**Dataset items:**
────────────────────

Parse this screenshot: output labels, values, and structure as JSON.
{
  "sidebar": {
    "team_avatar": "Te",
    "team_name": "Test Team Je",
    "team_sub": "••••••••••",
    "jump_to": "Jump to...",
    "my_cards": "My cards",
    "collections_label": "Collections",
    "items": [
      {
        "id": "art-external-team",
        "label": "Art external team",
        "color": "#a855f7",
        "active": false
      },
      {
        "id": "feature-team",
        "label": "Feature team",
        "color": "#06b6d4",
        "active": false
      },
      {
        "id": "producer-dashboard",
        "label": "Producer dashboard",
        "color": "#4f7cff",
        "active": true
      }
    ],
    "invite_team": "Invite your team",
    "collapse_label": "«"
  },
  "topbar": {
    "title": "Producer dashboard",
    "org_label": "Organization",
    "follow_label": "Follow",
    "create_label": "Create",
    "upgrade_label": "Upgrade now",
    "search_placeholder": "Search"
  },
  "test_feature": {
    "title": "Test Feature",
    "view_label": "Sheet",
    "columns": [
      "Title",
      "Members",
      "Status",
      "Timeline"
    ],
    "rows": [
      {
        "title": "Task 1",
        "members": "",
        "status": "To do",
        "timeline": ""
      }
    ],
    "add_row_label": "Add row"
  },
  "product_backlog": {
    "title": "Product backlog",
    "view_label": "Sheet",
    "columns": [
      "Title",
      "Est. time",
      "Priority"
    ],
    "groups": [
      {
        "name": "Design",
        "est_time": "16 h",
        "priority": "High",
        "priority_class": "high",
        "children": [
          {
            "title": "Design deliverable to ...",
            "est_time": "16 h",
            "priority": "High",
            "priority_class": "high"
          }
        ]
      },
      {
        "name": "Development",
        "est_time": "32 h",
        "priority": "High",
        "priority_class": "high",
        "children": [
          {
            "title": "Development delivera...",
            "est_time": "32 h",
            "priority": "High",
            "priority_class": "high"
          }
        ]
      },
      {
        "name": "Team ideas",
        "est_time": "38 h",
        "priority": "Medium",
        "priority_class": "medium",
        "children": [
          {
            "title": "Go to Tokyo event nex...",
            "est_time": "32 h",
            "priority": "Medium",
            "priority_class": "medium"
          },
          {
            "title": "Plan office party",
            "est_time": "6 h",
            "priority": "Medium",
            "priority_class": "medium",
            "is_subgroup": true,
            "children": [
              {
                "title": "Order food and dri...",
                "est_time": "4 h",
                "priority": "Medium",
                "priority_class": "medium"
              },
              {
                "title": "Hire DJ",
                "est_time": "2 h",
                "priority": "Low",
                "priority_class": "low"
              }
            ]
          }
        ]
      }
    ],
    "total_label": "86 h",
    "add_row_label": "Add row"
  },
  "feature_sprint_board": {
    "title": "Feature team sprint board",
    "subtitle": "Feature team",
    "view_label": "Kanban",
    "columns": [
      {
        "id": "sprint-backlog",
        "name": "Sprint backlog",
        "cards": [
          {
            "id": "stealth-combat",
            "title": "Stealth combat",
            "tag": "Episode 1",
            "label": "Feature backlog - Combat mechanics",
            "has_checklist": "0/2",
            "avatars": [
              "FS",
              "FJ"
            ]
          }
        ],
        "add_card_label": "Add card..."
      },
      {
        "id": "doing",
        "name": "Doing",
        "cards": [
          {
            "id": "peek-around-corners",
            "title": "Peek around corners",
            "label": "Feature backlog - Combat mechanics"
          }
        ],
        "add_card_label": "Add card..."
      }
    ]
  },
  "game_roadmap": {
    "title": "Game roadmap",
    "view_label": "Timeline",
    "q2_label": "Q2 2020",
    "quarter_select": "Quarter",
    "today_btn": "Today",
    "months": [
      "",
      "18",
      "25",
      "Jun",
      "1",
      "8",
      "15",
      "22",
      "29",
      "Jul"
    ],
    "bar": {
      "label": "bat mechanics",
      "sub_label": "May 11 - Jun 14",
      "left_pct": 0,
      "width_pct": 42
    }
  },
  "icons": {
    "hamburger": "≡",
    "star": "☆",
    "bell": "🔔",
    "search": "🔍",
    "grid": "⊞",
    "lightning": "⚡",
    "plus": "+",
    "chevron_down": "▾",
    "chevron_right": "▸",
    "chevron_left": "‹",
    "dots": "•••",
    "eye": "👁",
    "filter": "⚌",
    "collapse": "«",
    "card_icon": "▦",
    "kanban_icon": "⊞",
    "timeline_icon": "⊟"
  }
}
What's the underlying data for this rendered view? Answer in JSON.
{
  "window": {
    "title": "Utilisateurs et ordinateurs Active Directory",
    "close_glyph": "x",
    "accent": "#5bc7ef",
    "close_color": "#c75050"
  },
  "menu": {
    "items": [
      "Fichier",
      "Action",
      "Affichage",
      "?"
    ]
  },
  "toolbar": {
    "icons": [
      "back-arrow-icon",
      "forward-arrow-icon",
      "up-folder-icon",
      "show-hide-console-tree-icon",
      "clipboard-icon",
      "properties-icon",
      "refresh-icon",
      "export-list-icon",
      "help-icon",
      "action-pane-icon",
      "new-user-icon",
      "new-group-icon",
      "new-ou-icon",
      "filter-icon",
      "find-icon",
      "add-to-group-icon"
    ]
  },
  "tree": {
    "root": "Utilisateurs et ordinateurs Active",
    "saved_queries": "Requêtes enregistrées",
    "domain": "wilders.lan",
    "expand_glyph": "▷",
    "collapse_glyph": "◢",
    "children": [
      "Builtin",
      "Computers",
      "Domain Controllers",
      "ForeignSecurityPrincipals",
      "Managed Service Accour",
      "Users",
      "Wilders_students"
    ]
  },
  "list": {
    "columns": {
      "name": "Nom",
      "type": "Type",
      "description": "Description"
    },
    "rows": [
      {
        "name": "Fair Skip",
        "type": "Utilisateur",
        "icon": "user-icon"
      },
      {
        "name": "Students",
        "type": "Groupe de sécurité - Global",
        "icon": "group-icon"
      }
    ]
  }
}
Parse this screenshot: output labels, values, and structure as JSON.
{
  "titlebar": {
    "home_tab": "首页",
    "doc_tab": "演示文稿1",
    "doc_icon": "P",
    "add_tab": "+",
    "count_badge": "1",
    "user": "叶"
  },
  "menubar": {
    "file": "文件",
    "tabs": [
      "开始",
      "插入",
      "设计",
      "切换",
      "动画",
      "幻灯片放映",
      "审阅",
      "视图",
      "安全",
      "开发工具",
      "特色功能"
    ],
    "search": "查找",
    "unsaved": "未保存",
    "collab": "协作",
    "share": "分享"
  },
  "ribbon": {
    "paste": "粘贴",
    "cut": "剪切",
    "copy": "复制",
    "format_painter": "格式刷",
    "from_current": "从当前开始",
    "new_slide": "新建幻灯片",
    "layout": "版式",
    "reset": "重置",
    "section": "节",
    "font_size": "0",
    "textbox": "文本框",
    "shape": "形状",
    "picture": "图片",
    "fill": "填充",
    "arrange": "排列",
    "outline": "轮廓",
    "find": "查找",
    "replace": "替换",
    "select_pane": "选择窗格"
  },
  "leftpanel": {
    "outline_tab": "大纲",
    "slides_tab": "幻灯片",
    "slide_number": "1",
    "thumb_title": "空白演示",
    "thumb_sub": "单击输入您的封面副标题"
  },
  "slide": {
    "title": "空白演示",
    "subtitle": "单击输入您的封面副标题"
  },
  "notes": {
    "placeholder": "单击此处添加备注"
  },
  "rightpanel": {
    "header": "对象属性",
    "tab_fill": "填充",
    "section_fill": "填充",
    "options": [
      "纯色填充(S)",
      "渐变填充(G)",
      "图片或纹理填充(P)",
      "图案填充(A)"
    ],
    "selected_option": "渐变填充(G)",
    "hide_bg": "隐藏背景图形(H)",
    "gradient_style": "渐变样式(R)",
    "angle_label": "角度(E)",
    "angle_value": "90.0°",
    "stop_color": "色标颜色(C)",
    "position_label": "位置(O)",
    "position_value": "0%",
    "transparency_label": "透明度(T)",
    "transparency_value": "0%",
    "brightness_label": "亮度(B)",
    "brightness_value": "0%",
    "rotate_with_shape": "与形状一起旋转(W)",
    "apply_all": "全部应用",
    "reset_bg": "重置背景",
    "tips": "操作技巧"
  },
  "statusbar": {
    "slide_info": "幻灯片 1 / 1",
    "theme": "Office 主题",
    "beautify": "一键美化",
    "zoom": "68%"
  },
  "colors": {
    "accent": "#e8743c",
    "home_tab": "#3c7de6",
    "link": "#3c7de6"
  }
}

────────────────────

**What you will do:** Count how many lines of the data include the word "单击输入您的封面副标题". Your reply should be that number alone.

**Exercise solution:** 2